=== Material provided ===

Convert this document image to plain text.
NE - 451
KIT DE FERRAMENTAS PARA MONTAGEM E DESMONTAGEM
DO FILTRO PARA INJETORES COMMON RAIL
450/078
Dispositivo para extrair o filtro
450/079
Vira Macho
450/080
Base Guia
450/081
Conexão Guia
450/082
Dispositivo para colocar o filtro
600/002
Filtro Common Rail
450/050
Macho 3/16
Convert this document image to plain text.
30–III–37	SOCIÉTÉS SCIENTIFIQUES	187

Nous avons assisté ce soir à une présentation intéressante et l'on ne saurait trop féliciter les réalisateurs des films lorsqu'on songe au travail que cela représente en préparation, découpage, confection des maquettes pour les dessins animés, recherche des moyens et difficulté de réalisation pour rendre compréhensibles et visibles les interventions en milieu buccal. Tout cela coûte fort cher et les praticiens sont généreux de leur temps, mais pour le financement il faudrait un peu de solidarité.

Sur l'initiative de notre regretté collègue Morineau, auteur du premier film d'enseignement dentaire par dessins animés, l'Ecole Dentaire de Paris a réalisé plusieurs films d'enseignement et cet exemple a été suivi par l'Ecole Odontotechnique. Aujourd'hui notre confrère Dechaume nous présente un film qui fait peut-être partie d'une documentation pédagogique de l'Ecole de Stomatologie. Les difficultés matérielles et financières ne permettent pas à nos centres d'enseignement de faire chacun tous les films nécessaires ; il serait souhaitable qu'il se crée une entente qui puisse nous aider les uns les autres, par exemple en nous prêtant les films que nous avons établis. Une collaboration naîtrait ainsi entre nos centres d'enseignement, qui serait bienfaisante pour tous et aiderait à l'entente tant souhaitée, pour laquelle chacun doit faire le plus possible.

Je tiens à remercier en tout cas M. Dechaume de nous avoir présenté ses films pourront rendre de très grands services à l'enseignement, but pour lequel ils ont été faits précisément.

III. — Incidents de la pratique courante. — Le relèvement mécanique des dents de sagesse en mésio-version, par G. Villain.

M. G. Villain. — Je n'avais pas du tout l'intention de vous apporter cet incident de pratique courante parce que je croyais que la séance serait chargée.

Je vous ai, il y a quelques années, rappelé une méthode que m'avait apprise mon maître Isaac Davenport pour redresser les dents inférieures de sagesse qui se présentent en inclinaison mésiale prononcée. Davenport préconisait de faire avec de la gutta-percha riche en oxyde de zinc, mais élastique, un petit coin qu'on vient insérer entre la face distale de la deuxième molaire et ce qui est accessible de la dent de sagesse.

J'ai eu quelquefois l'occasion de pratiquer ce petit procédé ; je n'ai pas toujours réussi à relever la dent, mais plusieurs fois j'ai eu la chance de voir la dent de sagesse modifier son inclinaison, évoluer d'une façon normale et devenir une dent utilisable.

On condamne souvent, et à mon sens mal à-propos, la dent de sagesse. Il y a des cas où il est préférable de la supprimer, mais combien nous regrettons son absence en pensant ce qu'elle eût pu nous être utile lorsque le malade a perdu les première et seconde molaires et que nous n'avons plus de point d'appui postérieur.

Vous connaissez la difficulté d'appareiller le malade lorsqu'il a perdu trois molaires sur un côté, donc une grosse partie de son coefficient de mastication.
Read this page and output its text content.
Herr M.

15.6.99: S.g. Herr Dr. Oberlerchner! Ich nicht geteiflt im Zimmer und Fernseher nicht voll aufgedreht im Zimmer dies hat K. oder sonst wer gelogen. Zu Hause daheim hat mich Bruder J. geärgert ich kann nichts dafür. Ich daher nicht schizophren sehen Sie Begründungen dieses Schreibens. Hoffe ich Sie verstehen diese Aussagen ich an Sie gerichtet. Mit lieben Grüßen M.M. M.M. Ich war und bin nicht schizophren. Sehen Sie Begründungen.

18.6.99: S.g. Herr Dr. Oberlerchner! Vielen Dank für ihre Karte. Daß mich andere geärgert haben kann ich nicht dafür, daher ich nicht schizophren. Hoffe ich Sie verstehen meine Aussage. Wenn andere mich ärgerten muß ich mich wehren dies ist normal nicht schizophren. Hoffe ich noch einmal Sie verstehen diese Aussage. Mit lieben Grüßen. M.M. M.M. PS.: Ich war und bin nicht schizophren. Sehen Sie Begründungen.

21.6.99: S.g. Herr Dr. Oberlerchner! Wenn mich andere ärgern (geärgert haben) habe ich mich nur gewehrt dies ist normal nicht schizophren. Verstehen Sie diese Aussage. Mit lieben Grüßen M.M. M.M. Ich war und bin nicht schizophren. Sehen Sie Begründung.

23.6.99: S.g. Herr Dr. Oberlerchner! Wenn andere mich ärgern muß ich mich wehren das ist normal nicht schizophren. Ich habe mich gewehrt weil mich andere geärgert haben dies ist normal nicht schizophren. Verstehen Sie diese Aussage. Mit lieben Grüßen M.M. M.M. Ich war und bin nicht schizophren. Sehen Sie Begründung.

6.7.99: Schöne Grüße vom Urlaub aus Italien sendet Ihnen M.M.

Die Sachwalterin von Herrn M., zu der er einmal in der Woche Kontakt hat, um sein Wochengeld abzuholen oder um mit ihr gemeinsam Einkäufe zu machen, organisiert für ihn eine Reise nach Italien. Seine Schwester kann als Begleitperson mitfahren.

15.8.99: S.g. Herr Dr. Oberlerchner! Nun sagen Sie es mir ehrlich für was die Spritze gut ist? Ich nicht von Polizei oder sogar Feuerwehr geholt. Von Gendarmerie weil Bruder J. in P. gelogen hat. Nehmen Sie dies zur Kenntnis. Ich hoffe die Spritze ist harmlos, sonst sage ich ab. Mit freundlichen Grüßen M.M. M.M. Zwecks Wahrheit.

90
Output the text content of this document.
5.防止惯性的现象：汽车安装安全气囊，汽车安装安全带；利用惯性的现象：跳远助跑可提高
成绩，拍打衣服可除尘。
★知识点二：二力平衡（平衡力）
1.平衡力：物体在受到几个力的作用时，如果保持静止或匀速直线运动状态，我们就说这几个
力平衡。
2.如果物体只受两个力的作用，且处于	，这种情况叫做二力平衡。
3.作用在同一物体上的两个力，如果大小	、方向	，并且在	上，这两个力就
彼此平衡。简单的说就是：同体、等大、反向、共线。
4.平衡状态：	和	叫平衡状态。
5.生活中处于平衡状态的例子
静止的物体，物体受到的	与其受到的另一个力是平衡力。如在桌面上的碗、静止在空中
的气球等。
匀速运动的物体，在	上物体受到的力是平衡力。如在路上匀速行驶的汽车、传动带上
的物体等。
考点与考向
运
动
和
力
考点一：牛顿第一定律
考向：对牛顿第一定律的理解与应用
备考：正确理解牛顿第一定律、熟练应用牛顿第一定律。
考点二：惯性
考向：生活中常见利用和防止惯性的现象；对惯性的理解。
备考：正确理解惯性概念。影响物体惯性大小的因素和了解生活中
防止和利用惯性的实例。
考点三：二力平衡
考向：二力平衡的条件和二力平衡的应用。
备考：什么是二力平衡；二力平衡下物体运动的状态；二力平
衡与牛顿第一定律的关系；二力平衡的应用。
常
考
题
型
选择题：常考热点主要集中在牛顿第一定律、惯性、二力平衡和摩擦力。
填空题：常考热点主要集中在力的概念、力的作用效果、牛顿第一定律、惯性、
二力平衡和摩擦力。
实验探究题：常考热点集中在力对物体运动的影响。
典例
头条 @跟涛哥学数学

===

» **Exercise directions**
Show each line of the data that contains the string "Villain".

» **The result**
III. — Incidents de la pratique courante. — Le relèvement mécanique des dents de sagesse en mésio-version, par G. Villain.
M. G. Villain. — Je n'avais pas du tout l'intention de vous apporter cet incident de pratique courante parce que je croyais que la séance serait chargée.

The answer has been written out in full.